= Beginning of Section =

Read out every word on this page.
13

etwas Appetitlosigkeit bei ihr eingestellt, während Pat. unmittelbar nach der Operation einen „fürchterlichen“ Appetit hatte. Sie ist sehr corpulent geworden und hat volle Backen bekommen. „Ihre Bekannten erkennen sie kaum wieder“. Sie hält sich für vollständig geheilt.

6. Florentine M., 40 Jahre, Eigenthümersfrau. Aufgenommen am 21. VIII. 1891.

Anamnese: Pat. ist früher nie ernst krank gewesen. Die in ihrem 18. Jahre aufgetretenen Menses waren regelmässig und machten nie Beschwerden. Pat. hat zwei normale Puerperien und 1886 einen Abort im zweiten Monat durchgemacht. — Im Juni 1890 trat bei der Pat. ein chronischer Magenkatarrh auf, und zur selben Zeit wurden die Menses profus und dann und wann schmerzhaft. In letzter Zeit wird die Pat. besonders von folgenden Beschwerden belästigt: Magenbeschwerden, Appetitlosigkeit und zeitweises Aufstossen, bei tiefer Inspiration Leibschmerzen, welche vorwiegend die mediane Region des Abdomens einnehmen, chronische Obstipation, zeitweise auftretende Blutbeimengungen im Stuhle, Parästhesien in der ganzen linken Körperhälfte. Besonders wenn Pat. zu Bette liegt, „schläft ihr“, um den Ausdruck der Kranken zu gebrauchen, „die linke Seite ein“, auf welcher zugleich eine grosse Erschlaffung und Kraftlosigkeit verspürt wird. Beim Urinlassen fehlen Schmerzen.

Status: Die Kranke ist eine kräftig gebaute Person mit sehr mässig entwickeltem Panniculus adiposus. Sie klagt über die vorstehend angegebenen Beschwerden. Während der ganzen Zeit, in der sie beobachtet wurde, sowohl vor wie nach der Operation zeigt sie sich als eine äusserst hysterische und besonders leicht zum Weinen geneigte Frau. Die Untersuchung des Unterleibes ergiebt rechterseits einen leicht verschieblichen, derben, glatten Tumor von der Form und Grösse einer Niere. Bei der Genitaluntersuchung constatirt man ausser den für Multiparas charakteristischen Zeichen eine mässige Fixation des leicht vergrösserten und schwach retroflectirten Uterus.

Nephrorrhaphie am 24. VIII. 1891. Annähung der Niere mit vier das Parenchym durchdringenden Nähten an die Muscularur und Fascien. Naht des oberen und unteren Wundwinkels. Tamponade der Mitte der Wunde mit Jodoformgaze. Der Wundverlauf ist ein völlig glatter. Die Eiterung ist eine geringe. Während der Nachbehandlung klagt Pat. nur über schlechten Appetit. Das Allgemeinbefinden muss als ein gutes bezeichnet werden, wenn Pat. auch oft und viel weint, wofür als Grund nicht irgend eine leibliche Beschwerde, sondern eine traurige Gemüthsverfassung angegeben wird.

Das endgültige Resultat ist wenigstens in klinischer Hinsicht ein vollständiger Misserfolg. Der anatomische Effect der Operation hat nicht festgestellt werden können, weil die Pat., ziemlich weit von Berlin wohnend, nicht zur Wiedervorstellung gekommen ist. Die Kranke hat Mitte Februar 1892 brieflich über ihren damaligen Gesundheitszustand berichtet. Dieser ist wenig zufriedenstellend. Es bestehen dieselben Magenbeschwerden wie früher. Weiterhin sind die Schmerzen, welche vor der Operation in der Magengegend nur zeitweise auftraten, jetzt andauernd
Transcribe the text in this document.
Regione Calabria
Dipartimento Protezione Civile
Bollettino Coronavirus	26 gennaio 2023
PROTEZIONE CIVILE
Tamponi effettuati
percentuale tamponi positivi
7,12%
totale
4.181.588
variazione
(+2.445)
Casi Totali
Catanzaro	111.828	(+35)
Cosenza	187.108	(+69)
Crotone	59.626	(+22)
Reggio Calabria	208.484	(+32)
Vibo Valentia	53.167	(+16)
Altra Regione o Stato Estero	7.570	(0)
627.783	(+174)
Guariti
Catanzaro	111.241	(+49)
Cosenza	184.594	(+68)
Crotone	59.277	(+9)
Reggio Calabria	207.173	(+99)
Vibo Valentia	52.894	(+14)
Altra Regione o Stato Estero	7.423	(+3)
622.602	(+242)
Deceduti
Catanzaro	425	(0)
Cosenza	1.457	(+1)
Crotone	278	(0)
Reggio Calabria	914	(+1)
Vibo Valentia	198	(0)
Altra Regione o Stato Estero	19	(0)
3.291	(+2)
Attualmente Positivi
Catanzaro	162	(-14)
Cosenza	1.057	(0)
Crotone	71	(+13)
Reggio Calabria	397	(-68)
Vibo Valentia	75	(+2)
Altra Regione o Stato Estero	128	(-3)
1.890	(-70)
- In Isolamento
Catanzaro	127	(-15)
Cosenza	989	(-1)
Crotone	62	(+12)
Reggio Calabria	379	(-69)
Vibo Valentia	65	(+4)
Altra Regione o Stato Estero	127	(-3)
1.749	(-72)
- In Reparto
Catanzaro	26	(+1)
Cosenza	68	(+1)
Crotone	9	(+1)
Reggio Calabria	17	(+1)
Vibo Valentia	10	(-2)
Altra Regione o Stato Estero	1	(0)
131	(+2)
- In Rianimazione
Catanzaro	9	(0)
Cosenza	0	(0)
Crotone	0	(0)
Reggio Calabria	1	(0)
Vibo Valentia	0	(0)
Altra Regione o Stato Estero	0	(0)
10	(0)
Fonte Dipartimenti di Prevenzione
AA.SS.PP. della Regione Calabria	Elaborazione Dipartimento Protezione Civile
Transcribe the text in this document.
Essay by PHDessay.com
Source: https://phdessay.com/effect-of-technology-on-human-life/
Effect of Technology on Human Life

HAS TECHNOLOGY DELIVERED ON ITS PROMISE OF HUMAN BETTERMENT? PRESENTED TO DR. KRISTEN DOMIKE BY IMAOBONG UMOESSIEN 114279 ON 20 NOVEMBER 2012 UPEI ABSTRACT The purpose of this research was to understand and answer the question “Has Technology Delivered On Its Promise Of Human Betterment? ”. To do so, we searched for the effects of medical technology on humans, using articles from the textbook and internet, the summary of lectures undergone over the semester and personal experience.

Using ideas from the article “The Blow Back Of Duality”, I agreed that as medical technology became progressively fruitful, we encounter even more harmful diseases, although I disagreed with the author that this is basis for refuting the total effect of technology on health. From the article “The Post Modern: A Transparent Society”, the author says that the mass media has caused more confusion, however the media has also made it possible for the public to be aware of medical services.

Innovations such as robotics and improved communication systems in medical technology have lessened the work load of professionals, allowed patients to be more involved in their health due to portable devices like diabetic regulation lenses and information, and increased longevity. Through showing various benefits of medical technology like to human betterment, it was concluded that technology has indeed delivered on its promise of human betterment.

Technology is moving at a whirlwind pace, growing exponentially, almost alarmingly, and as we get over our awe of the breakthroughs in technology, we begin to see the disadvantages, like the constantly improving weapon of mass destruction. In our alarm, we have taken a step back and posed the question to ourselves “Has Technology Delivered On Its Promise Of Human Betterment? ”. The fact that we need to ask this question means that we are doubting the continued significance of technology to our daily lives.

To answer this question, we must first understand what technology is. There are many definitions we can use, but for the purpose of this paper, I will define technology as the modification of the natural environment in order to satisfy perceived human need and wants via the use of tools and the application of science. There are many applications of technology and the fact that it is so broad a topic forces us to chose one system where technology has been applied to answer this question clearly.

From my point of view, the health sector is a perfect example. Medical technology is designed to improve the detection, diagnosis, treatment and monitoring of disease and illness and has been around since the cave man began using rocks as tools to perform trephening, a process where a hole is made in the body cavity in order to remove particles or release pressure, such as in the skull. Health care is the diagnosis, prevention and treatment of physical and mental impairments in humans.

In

= End of Section =

**TASK STATEMENT:** Extract all the entries word for word.

**RESPONSE BOX:**
Read out every word on this page.
13

etwas Appetitlosigkeit bei ihr eingestellt, während Pat. unmittelbar nach der Operation einen „fürchterlichen“ Appetit hatte. Sie ist sehr corpulent geworden und hat volle Backen bekommen. „Ihre Bekannten erkennen sie kaum wieder“. Sie hält sich für vollständig geheilt.

6. Florentine M., 40 Jahre, Eigenthümersfrau. Aufgenommen am 21. VIII. 1891.

Anamnese: Pat. ist früher nie ernst krank gewesen. Die in ihrem 18. Jahre aufgetretenen Menses waren regelmässig und machten nie Beschwerden. Pat. hat zwei normale Puerperien und 1886 einen Abort im zweiten Monat durchgemacht. — Im Juni 1890 trat bei der Pat. ein chronischer Magenkatarrh auf, und zur selben Zeit wurden die Menses profus und dann und wann schmerzhaft. In letzter Zeit wird die Pat. besonders von folgenden Beschwerden belästigt: Magenbeschwerden, Appetitlosigkeit und zeitweises Aufstossen, bei tiefer Inspiration Leibschmerzen, welche vorwiegend die mediane Region des Abdomens einnehmen, chronische Obstipation, zeitweise auftretende Blutbeimengungen im Stuhle, Parästhesien in der ganzen linken Körperhälfte. Besonders wenn Pat. zu Bette liegt, „schläft ihr“, um den Ausdruck der Kranken zu gebrauchen, „die linke Seite ein“, auf welcher zugleich eine grosse Erschlaffung und Kraftlosigkeit verspürt wird. Beim Urinlassen fehlen Schmerzen.

Status: Die Kranke ist eine kräftig gebaute Person mit sehr mässig entwickeltem Panniculus adiposus. Sie klagt über die vorstehend angegebenen Beschwerden. Während der ganzen Zeit, in der sie beobachtet wurde, sowohl vor wie nach der Operation zeigt sie sich als eine äusserst hysterische und besonders leicht zum Weinen geneigte Frau. Die Untersuchung des Unterleibes ergiebt rechterseits einen leicht verschieblichen, derben, glatten Tumor von der Form und Grösse einer Niere. Bei der Genitaluntersuchung constatirt man ausser den für Multiparas charakteristischen Zeichen eine mässige Fixation des leicht vergrösserten und schwach retroflectirten Uterus.

Nephrorrhaphie am 24. VIII. 1891. Annähung der Niere mit vier das Parenchym durchdringenden Nähten an die Muscularur und Fascien. Naht des oberen und unteren Wundwinkels. Tamponade der Mitte der Wunde mit Jodoformgaze. Der Wundverlauf ist ein völlig glatter. Die Eiterung ist eine geringe. Während der Nachbehandlung klagt Pat. nur über schlechten Appetit. Das Allgemeinbefinden muss als ein gutes bezeichnet werden, wenn Pat. auch oft und viel weint, wofür als Grund nicht irgend eine leibliche Beschwerde, sondern eine traurige Gemüthsverfassung angegeben wird.

Das endgültige Resultat ist wenigstens in klinischer Hinsicht ein vollständiger Misserfolg. Der anatomische Effect der Operation hat nicht festgestellt werden können, weil die Pat., ziemlich weit von Berlin wohnend, nicht zur Wiedervorstellung gekommen ist. Die Kranke hat Mitte Februar 1892 brieflich über ihren damaligen Gesundheitszustand berichtet. Dieser ist wenig zufriedenstellend. Es bestehen dieselben Magenbeschwerden wie früher. Weiterhin sind die Schmerzen, welche vor der Operation in der Magengegend nur zeitweise auftraten, jetzt andauernd
Transcribe the text in this document.
Regione Calabria
Dipartimento Protezione Civile
Bollettino Coronavirus	26 gennaio 2023
PROTEZIONE CIVILE
Tamponi effettuati
percentuale tamponi positivi
7,12%
totale
4.181.588
variazione
(+2.445)
Casi Totali
Catanzaro	111.828	(+35)
Cosenza	187.108	(+69)
Crotone	59.626	(+22)
Reggio Calabria	208.484	(+32)
Vibo Valentia	53.167	(+16)
Altra Regione o Stato Estero	7.570	(0)
627.783	(+174)
Guariti
Catanzaro	111.241	(+49)
Cosenza	184.594	(+68)
Crotone	59.277	(+9)
Reggio Calabria	207.173	(+99)
Vibo Valentia	52.894	(+14)
Altra Regione o Stato Estero	7.423	(+3)
622.602	(+242)
Deceduti
Catanzaro	425	(0)
Cosenza	1.457	(+1)
Crotone	278	(0)
Reggio Calabria	914	(+1)
Vibo Valentia	198	(0)
Altra Regione o Stato Estero	19	(0)
3.291	(+2)
Attualmente Positivi
Catanzaro	162	(-14)
Cosenza	1.057	(0)
Crotone	71	(+13)
Reggio Calabria	397	(-68)
Vibo Valentia	75	(+2)
Altra Regione o Stato Estero	128	(-3)
1.890	(-70)
- In Isolamento
Catanzaro	127	(-15)
Cosenza	989	(-1)
Crotone	62	(+12)
Reggio Calabria	379	(-69)
Vibo Valentia	65	(+4)
Altra Regione o Stato Estero	127	(-3)
1.749	(-72)
- In Reparto
Catanzaro	26	(+1)
Cosenza	68	(+1)
Crotone	9	(+1)
Reggio Calabria	17	(+1)
Vibo Valentia	10	(-2)
Altra Regione o Stato Estero	1	(0)
131	(+2)
- In Rianimazione
Catanzaro	9	(0)
Cosenza	0	(0)
Crotone	0	(0)
Reggio Calabria	1	(0)
Vibo Valentia	0	(0)
Altra Regione o Stato Estero	0	(0)
10	(0)
Fonte Dipartimenti di Prevenzione
AA.SS.PP. della Regione Calabria	Elaborazione Dipartimento Protezione Civile
Transcribe the text in this document.
Essay by PHDessay.com
Source: https://phdessay.com/effect-of-technology-on-human-life/
Effect of Technology on Human Life

HAS TECHNOLOGY DELIVERED ON ITS PROMISE OF HUMAN BETTERMENT? PRESENTED TO DR. KRISTEN DOMIKE BY IMAOBONG UMOESSIEN 114279 ON 20 NOVEMBER 2012 UPEI ABSTRACT The purpose of this research was to understand and answer the question “Has Technology Delivered On Its Promise Of Human Betterment? ”. To do so, we searched for the effects of medical technology on humans, using articles from the textbook and internet, the summary of lectures undergone over the semester and personal experience.

Using ideas from the article “The Blow Back Of Duality”, I agreed that as medical technology became progressively fruitful, we encounter even more harmful diseases, although I disagreed with the author that this is basis for refuting the total effect of technology on health. From the article “The Post Modern: A Transparent Society”, the author says that the mass media has caused more confusion, however the media has also made it possible for the public to be aware of medical services.

Innovations such as robotics and improved communication systems in medical technology have lessened the work load of professionals, allowed patients to be more involved in their health due to portable devices like diabetic regulation lenses and information, and increased longevity. Through showing various benefits of medical technology like to human betterment, it was concluded that technology has indeed delivered on its promise of human betterment.

Technology is moving at a whirlwind pace, growing exponentially, almost alarmingly, and as we get over our awe of the breakthroughs in technology, we begin to see the disadvantages, like the constantly improving weapon of mass destruction. In our alarm, we have taken a step back and posed the question to ourselves “Has Technology Delivered On Its Promise Of Human Betterment? ”. The fact that we need to ask this question means that we are doubting the continued significance of technology to our daily lives.

To answer this question, we must first understand what technology is. There are many definitions we can use, but for the purpose of this paper, I will define technology as the modification of the natural environment in order to satisfy perceived human need and wants via the use of tools and the application of science. There are many applications of technology and the fact that it is so broad a topic forces us to chose one system where technology has been applied to answer this question clearly.

From my point of view, the health sector is a perfect example. Medical technology is designed to improve the detection, diagnosis, treatment and monitoring of disease and illness and has been around since the cave man began using rocks as tools to perform trephening, a process where a hole is made in the body cavity in order to remove particles or release pressure, such as in the skull. Health care is the diagnosis, prevention and treatment of physical and mental impairments in humans.

In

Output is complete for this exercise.